(SET TASK):
From the listing below, extract each entry exactly as written, minus the images.

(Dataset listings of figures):
════════════════════
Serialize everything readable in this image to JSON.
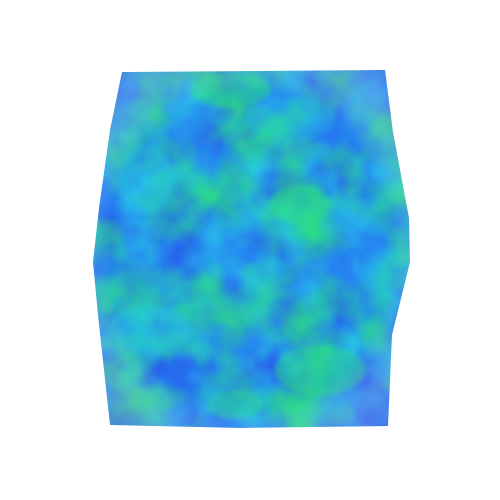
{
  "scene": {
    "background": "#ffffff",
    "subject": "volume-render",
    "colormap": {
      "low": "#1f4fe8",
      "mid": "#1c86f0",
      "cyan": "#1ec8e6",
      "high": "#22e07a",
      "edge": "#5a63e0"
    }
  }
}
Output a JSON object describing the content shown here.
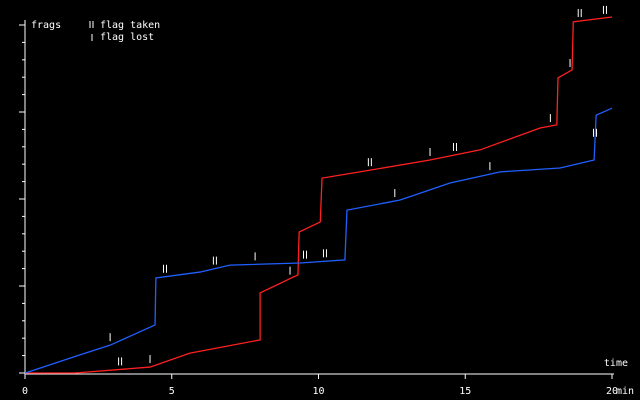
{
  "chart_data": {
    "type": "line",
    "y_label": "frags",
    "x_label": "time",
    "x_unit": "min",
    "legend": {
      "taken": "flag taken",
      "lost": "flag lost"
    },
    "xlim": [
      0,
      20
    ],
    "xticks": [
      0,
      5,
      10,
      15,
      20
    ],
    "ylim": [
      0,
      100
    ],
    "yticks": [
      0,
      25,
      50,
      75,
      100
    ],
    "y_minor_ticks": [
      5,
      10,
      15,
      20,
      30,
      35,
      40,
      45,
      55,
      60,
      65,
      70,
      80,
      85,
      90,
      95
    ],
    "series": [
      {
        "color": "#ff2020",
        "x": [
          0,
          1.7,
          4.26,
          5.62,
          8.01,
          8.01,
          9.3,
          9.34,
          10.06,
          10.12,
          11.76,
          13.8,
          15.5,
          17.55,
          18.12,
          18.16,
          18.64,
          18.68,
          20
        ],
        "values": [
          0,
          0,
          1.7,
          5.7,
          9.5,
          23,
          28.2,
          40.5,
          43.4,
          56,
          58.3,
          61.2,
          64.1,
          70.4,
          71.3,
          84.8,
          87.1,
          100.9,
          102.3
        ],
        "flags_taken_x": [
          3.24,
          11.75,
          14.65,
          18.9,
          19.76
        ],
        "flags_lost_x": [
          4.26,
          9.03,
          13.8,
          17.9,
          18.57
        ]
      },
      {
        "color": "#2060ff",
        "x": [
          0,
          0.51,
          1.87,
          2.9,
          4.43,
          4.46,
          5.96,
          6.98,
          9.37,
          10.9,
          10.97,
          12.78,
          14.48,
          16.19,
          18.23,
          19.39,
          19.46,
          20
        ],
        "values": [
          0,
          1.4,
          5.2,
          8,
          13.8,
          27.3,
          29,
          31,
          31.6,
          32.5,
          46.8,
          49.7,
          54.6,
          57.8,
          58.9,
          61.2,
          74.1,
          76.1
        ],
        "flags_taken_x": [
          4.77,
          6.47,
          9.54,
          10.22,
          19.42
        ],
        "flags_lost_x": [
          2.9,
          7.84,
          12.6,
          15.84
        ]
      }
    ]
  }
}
════════════════════
(TASK SOLUTION):
Serialize everything readable in this image to JSON.
{
  "scene": {
    "background": "#ffffff",
    "subject": "volume-render",
    "colormap": {
      "low": "#1f4fe8",
      "mid": "#1c86f0",
      "cyan": "#1ec8e6",
      "high": "#22e07a",
      "edge": "#5a63e0"
    }
  }
}
Output a JSON object describing the content shown here.
{
  "chart_data": {
    "type": "line",
    "y_label": "frags",
    "x_label": "time",
    "x_unit": "min",
    "legend": {
      "taken": "flag taken",
      "lost": "flag lost"
    },
    "xlim": [
      0,
      20
    ],
    "xticks": [
      0,
      5,
      10,
      15,
      20
    ],
    "ylim": [
      0,
      100
    ],
    "yticks": [
      0,
      25,
      50,
      75,
      100
    ],
    "y_minor_ticks": [
      5,
      10,
      15,
      20,
      30,
      35,
      40,
      45,
      55,
      60,
      65,
      70,
      80,
      85,
      90,
      95
    ],
    "series": [
      {
        "color": "#ff2020",
        "x": [
          0,
          1.7,
          4.26,
          5.62,
          8.01,
          8.01,
          9.3,
          9.34,
          10.06,
          10.12,
          11.76,
          13.8,
          15.5,
          17.55,
          18.12,
          18.16,
          18.64,
          18.68,
          20
        ],
        "values": [
          0,
          0,
          1.7,
          5.7,
          9.5,
          23,
          28.2,
          40.5,
          43.4,
          56,
          58.3,
          61.2,
          64.1,
          70.4,
          71.3,
          84.8,
          87.1,
          100.9,
          102.3
        ],
        "flags_taken_x": [
          3.24,
          11.75,
          14.65,
          18.9,
          19.76
        ],
        "flags_lost_x": [
          4.26,
          9.03,
          13.8,
          17.9,
          18.57
        ]
      },
      {
        "color": "#2060ff",
        "x": [
          0,
          0.51,
          1.87,
          2.9,
          4.43,
          4.46,
          5.96,
          6.98,
          9.37,
          10.9,
          10.97,
          12.78,
          14.48,
          16.19,
          18.23,
          19.39,
          19.46,
          20
        ],
        "values": [
          0,
          1.4,
          5.2,
          8,
          13.8,
          27.3,
          29,
          31,
          31.6,
          32.5,
          46.8,
          49.7,
          54.6,
          57.8,
          58.9,
          61.2,
          74.1,
          76.1
        ],
        "flags_taken_x": [
          4.77,
          6.47,
          9.54,
          10.22,
          19.42
        ],
        "flags_lost_x": [
          2.9,
          7.84,
          12.6,
          15.84
        ]
      }
    ]
  }
}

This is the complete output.